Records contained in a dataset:
# # #
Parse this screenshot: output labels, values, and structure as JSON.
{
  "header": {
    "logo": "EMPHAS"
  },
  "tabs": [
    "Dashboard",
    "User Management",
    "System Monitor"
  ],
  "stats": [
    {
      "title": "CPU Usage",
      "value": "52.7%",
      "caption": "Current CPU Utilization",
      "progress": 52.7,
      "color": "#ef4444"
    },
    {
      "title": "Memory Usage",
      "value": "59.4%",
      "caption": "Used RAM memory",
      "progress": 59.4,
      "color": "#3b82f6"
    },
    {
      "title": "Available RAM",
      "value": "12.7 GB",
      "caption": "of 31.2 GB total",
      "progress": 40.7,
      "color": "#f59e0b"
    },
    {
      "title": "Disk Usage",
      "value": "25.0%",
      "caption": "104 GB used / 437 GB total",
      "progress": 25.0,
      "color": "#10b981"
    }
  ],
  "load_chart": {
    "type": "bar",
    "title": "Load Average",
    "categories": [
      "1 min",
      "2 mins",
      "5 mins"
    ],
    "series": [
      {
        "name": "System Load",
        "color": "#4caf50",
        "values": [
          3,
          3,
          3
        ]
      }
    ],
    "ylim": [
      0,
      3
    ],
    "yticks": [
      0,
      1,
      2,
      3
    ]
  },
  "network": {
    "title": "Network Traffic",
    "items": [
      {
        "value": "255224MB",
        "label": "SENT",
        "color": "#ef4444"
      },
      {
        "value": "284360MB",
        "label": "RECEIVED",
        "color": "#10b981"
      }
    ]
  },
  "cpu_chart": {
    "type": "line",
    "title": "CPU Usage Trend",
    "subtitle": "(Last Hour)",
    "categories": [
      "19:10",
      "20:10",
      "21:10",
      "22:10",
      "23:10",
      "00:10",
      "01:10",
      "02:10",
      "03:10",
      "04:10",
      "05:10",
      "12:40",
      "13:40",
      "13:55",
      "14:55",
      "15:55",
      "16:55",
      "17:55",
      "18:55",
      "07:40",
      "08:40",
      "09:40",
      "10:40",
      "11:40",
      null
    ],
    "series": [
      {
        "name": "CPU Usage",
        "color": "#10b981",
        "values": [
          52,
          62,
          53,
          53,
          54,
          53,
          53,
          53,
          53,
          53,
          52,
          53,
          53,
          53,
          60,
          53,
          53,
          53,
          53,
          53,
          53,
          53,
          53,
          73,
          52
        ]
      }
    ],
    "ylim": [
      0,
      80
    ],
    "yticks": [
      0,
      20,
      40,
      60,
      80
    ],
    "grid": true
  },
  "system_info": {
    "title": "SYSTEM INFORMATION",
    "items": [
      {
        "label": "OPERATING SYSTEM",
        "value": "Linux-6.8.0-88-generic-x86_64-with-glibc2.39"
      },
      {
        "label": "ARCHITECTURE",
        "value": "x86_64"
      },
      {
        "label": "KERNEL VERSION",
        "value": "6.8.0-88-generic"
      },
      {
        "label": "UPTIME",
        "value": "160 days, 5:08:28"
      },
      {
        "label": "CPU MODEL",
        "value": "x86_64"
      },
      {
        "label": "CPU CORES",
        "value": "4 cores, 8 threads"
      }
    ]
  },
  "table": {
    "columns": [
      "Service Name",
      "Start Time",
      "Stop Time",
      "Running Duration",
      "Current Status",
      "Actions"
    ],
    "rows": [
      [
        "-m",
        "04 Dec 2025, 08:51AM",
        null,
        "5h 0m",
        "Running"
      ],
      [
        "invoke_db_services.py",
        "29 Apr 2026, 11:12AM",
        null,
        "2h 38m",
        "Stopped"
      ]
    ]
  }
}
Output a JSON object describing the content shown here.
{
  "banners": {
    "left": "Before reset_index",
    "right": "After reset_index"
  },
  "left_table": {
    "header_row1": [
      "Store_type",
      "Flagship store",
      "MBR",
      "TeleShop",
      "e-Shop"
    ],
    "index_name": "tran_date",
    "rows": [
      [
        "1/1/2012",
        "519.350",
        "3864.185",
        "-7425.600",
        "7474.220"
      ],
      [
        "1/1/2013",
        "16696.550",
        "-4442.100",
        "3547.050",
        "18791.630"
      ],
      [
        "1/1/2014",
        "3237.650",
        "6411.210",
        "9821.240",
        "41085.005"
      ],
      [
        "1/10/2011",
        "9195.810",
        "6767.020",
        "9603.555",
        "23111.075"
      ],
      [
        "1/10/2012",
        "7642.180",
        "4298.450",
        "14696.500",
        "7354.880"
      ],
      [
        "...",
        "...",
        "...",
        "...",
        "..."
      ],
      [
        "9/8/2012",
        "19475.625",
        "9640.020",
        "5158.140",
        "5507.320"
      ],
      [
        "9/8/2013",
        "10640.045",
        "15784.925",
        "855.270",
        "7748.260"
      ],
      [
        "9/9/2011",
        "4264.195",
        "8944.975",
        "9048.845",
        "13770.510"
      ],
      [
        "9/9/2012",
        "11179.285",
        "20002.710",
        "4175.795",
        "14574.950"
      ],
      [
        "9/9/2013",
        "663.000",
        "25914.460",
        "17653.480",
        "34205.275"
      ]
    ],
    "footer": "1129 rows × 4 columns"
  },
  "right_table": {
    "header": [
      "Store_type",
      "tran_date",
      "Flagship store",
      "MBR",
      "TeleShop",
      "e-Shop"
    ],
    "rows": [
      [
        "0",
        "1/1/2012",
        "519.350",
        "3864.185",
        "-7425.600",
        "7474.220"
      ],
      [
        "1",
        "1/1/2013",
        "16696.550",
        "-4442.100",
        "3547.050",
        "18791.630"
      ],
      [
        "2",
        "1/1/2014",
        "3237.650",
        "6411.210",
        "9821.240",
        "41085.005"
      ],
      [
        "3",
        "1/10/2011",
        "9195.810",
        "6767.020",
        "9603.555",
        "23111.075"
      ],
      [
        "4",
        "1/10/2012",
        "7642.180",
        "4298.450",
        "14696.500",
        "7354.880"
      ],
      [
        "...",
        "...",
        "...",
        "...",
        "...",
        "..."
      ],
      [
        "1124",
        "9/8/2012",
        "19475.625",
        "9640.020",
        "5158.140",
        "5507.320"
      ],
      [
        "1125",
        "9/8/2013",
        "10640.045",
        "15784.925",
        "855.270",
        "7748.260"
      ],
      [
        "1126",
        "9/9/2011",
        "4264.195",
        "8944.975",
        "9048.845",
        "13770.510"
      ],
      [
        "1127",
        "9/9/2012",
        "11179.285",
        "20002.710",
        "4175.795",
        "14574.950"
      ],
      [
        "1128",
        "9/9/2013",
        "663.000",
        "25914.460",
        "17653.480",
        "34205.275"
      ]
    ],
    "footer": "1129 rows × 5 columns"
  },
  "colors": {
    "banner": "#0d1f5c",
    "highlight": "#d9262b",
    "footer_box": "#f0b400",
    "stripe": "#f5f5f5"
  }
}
# # #
- _Objective_:
Repeat each record exactly, leaving nothing out.

- _Complete response_:
Parse this screenshot: output labels, values, and structure as JSON.
{
  "header": {
    "logo": "EMPHAS"
  },
  "tabs": [
    "Dashboard",
    "User Management",
    "System Monitor"
  ],
  "stats": [
    {
      "title": "CPU Usage",
      "value": "52.7%",
      "caption": "Current CPU Utilization",
      "progress": 52.7,
      "color": "#ef4444"
    },
    {
      "title": "Memory Usage",
      "value": "59.4%",
      "caption": "Used RAM memory",
      "progress": 59.4,
      "color": "#3b82f6"
    },
    {
      "title": "Available RAM",
      "value": "12.7 GB",
      "caption": "of 31.2 GB total",
      "progress": 40.7,
      "color": "#f59e0b"
    },
    {
      "title": "Disk Usage",
      "value": "25.0%",
      "caption": "104 GB used / 437 GB total",
      "progress": 25.0,
      "color": "#10b981"
    }
  ],
  "load_chart": {
    "type": "bar",
    "title": "Load Average",
    "categories": [
      "1 min",
      "2 mins",
      "5 mins"
    ],
    "series": [
      {
        "name": "System Load",
        "color": "#4caf50",
        "values": [
          3,
          3,
          3
        ]
      }
    ],
    "ylim": [
      0,
      3
    ],
    "yticks": [
      0,
      1,
      2,
      3
    ]
  },
  "network": {
    "title": "Network Traffic",
    "items": [
      {
        "value": "255224MB",
        "label": "SENT",
        "color": "#ef4444"
      },
      {
        "value": "284360MB",
        "label": "RECEIVED",
        "color": "#10b981"
      }
    ]
  },
  "cpu_chart": {
    "type": "line",
    "title": "CPU Usage Trend",
    "subtitle": "(Last Hour)",
    "categories": [
      "19:10",
      "20:10",
      "21:10",
      "22:10",
      "23:10",
      "00:10",
      "01:10",
      "02:10",
      "03:10",
      "04:10",
      "05:10",
      "12:40",
      "13:40",
      "13:55",
      "14:55",
      "15:55",
      "16:55",
      "17:55",
      "18:55",
      "07:40",
      "08:40",
      "09:40",
      "10:40",
      "11:40",
      null
    ],
    "series": [
      {
        "name": "CPU Usage",
        "color": "#10b981",
        "values": [
          52,
          62,
          53,
          53,
          54,
          53,
          53,
          53,
          53,
          53,
          52,
          53,
          53,
          53,
          60,
          53,
          53,
          53,
          53,
          53,
          53,
          53,
          53,
          73,
          52
        ]
      }
    ],
    "ylim": [
      0,
      80
    ],
    "yticks": [
      0,
      20,
      40,
      60,
      80
    ],
    "grid": true
  },
  "system_info": {
    "title": "SYSTEM INFORMATION",
    "items": [
      {
        "label": "OPERATING SYSTEM",
        "value": "Linux-6.8.0-88-generic-x86_64-with-glibc2.39"
      },
      {
        "label": "ARCHITECTURE",
        "value": "x86_64"
      },
      {
        "label": "KERNEL VERSION",
        "value": "6.8.0-88-generic"
      },
      {
        "label": "UPTIME",
        "value": "160 days, 5:08:28"
      },
      {
        "label": "CPU MODEL",
        "value": "x86_64"
      },
      {
        "label": "CPU CORES",
        "value": "4 cores, 8 threads"
      }
    ]
  },
  "table": {
    "columns": [
      "Service Name",
      "Start Time",
      "Stop Time",
      "Running Duration",
      "Current Status",
      "Actions"
    ],
    "rows": [
      [
        "-m",
        "04 Dec 2025, 08:51AM",
        null,
        "5h 0m",
        "Running"
      ],
      [
        "invoke_db_services.py",
        "29 Apr 2026, 11:12AM",
        null,
        "2h 38m",
        "Stopped"
      ]
    ]
  }
}
Output a JSON object describing the content shown here.
{
  "banners": {
    "left": "Before reset_index",
    "right": "After reset_index"
  },
  "left_table": {
    "header_row1": [
      "Store_type",
      "Flagship store",
      "MBR",
      "TeleShop",
      "e-Shop"
    ],
    "index_name": "tran_date",
    "rows": [
      [
        "1/1/2012",
        "519.350",
        "3864.185",
        "-7425.600",
        "7474.220"
      ],
      [
        "1/1/2013",
        "16696.550",
        "-4442.100",
        "3547.050",
        "18791.630"
      ],
      [
        "1/1/2014",
        "3237.650",
        "6411.210",
        "9821.240",
        "41085.005"
      ],
      [
        "1/10/2011",
        "9195.810",
        "6767.020",
        "9603.555",
        "23111.075"
      ],
      [
        "1/10/2012",
        "7642.180",
        "4298.450",
        "14696.500",
        "7354.880"
      ],
      [
        "...",
        "...",
        "...",
        "...",
        "..."
      ],
      [
        "9/8/2012",
        "19475.625",
        "9640.020",
        "5158.140",
        "5507.320"
      ],
      [
        "9/8/2013",
        "10640.045",
        "15784.925",
        "855.270",
        "7748.260"
      ],
      [
        "9/9/2011",
        "4264.195",
        "8944.975",
        "9048.845",
        "13770.510"
      ],
      [
        "9/9/2012",
        "11179.285",
        "20002.710",
        "4175.795",
        "14574.950"
      ],
      [
        "9/9/2013",
        "663.000",
        "25914.460",
        "17653.480",
        "34205.275"
      ]
    ],
    "footer": "1129 rows × 4 columns"
  },
  "right_table": {
    "header": [
      "Store_type",
      "tran_date",
      "Flagship store",
      "MBR",
      "TeleShop",
      "e-Shop"
    ],
    "rows": [
      [
        "0",
        "1/1/2012",
        "519.350",
        "3864.185",
        "-7425.600",
        "7474.220"
      ],
      [
        "1",
        "1/1/2013",
        "16696.550",
        "-4442.100",
        "3547.050",
        "18791.630"
      ],
      [
        "2",
        "1/1/2014",
        "3237.650",
        "6411.210",
        "9821.240",
        "41085.005"
      ],
      [
        "3",
        "1/10/2011",
        "9195.810",
        "6767.020",
        "9603.555",
        "23111.075"
      ],
      [
        "4",
        "1/10/2012",
        "7642.180",
        "4298.450",
        "14696.500",
        "7354.880"
      ],
      [
        "...",
        "...",
        "...",
        "...",
        "...",
        "..."
      ],
      [
        "1124",
        "9/8/2012",
        "19475.625",
        "9640.020",
        "5158.140",
        "5507.320"
      ],
      [
        "1125",
        "9/8/2013",
        "10640.045",
        "15784.925",
        "855.270",
        "7748.260"
      ],
      [
        "1126",
        "9/9/2011",
        "4264.195",
        "8944.975",
        "9048.845",
        "13770.510"
      ],
      [
        "1127",
        "9/9/2012",
        "11179.285",
        "20002.710",
        "4175.795",
        "14574.950"
      ],
      [
        "1128",
        "9/9/2013",
        "663.000",
        "25914.460",
        "17653.480",
        "34205.275"
      ]
    ],
    "footer": "1129 rows × 5 columns"
  },
  "colors": {
    "banner": "#0d1f5c",
    "highlight": "#d9262b",
    "footer_box": "#f0b400",
    "stripe": "#f5f5f5"
  }
}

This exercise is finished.